● **Set problem**
Search the records below for the word "name". Pull out each line that has it.

● **Dataset**
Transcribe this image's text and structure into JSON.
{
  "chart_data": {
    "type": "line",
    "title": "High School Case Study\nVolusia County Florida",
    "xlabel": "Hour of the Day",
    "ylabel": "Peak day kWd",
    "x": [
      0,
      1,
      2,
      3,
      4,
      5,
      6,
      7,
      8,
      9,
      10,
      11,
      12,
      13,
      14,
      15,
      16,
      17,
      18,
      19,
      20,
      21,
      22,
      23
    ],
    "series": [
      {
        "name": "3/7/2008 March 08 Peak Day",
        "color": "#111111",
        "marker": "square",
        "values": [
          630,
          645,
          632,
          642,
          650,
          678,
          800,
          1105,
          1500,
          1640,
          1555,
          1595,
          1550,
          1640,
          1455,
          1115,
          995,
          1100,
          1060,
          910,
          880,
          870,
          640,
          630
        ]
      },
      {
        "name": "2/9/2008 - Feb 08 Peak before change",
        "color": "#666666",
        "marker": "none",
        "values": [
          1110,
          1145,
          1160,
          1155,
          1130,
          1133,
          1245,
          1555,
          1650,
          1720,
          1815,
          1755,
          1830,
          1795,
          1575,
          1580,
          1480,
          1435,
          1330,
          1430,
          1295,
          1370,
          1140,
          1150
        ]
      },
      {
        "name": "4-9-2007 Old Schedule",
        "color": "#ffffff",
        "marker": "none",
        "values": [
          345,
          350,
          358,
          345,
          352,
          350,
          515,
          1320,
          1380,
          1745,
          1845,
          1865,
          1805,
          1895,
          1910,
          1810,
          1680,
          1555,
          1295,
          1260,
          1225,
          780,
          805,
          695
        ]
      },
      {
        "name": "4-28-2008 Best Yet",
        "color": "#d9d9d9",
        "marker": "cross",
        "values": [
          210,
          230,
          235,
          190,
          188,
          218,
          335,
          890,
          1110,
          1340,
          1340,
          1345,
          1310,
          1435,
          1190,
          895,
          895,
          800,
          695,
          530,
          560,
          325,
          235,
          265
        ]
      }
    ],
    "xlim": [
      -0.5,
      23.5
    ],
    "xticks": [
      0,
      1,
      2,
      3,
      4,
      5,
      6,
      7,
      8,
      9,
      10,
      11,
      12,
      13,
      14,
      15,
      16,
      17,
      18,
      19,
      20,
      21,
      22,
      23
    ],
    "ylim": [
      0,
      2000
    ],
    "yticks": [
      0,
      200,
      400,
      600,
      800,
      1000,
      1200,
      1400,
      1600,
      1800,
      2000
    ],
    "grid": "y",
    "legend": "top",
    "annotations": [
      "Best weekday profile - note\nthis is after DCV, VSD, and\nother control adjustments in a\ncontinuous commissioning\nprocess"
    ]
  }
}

● **Response to this task**
        "name": "3/7/2008 March 08 Peak Day",
        "name": "2/9/2008 - Feb 08 Peak before change",
        "name": "4-9-2007 Old Schedule",
        "name": "4-28-2008 Best Yet",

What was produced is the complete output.